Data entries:
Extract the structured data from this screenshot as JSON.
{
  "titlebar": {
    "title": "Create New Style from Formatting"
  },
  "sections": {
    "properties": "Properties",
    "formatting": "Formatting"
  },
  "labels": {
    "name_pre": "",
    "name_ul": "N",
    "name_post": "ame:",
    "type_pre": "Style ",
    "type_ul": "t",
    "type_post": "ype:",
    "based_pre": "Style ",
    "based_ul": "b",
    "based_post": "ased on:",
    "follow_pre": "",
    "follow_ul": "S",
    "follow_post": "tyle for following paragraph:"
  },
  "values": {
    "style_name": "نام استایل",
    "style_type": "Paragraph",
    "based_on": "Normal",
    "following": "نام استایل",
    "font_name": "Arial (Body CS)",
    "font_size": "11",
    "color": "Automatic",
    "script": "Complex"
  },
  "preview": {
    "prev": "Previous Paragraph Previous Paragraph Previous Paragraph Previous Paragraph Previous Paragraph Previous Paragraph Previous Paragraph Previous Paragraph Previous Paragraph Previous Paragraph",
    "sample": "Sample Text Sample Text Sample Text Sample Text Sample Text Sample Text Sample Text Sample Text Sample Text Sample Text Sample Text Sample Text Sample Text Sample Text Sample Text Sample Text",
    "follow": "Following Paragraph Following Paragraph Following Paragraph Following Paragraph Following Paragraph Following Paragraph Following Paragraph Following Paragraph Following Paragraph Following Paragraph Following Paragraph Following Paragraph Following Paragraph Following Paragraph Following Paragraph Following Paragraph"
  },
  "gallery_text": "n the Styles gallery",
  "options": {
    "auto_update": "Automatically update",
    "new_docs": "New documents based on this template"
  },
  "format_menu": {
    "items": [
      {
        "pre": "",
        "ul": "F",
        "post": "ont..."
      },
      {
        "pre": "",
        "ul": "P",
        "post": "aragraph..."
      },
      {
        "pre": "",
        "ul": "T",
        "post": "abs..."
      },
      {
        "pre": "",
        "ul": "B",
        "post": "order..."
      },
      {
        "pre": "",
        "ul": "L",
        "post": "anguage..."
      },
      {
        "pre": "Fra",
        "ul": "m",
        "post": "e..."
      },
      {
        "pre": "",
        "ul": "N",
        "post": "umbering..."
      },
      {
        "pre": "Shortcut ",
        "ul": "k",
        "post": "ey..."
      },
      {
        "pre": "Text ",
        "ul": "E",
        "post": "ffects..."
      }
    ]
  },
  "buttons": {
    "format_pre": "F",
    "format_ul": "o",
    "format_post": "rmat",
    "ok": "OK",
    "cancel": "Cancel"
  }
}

WRITTEN INSTRUCTION: Using the listing above, retype each line exactly.

RESULT:
Extract the structured data from this screenshot as JSON.
{
  "titlebar": {
    "title": "Create New Style from Formatting"
  },
  "sections": {
    "properties": "Properties",
    "formatting": "Formatting"
  },
  "labels": {
    "name_pre": "",
    "name_ul": "N",
    "name_post": "ame:",
    "type_pre": "Style ",
    "type_ul": "t",
    "type_post": "ype:",
    "based_pre": "Style ",
    "based_ul": "b",
    "based_post": "ased on:",
    "follow_pre": "",
    "follow_ul": "S",
    "follow_post": "tyle for following paragraph:"
  },
  "values": {
    "style_name": "نام استایل",
    "style_type": "Paragraph",
    "based_on": "Normal",
    "following": "نام استایل",
    "font_name": "Arial (Body CS)",
    "font_size": "11",
    "color": "Automatic",
    "script": "Complex"
  },
  "preview": {
    "prev": "Previous Paragraph Previous Paragraph Previous Paragraph Previous Paragraph Previous Paragraph Previous Paragraph Previous Paragraph Previous Paragraph Previous Paragraph Previous Paragraph",
    "sample": "Sample Text Sample Text Sample Text Sample Text Sample Text Sample Text Sample Text Sample Text Sample Text Sample Text Sample Text Sample Text Sample Text Sample Text Sample Text Sample Text",
    "follow": "Following Paragraph Following Paragraph Following Paragraph Following Paragraph Following Paragraph Following Paragraph Following Paragraph Following Paragraph Following Paragraph Following Paragraph Following Paragraph Following Paragraph Following Paragraph Following Paragraph Following Paragraph Following Paragraph"
  },
  "gallery_text": "n the Styles gallery",
  "options": {
    "auto_update": "Automatically update",
    "new_docs": "New documents based on this template"
  },
  "format_menu": {
    "items": [
      {
        "pre": "",
        "ul": "F",
        "post": "ont..."
      },
      {
        "pre": "",
        "ul": "P",
        "post": "aragraph..."
      },
      {
        "pre": "",
        "ul": "T",
        "post": "abs..."
      },
      {
        "pre": "",
        "ul": "B",
        "post": "order..."
      },
      {
        "pre": "",
        "ul": "L",
        "post": "anguage..."
      },
      {
        "pre": "Fra",
        "ul": "m",
        "post": "e..."
      },
      {
        "pre": "",
        "ul": "N",
        "post": "umbering..."
      },
      {
        "pre": "Shortcut ",
        "ul": "k",
        "post": "ey..."
      },
      {
        "pre": "Text ",
        "ul": "E",
        "post": "ffects..."
      }
    ]
  },
  "buttons": {
    "format_pre": "F",
    "format_ul": "o",
    "format_post": "rmat",
    "ok": "OK",
    "cancel": "Cancel"
  }
}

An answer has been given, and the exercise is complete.